**WRITTEN PROBLEM**. Lines holding the string "username" are the ones to copy; find them all in the data.

**INPUT FOR THIS TASK**.
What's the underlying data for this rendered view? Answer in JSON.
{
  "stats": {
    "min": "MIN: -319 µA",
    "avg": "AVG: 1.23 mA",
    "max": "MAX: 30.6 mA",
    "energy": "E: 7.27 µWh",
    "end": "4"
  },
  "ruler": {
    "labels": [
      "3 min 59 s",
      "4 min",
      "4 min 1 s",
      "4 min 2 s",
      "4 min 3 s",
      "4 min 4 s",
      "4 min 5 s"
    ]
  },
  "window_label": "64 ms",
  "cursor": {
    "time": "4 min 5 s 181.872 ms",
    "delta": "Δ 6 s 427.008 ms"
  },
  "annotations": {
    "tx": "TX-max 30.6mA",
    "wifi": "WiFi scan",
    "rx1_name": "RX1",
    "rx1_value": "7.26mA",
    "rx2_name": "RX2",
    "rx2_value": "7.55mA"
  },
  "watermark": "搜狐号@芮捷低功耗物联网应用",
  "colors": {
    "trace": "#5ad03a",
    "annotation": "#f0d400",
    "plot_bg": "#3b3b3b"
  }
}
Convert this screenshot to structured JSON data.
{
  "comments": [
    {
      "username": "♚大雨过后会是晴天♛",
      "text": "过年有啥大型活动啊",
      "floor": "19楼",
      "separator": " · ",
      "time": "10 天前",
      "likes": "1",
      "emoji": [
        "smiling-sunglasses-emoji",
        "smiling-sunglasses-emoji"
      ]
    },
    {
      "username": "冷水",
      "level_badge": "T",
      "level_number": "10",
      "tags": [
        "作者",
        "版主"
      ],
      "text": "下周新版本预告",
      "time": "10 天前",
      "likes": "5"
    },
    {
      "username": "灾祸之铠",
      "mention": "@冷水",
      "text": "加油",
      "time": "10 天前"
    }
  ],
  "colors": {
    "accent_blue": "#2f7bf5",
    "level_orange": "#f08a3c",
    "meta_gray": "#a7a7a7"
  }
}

**ANSWER IN FULL**.
      "username": "♚大雨过后会是晴天♛",
      "username": "冷水",
      "username": "灾祸之铠",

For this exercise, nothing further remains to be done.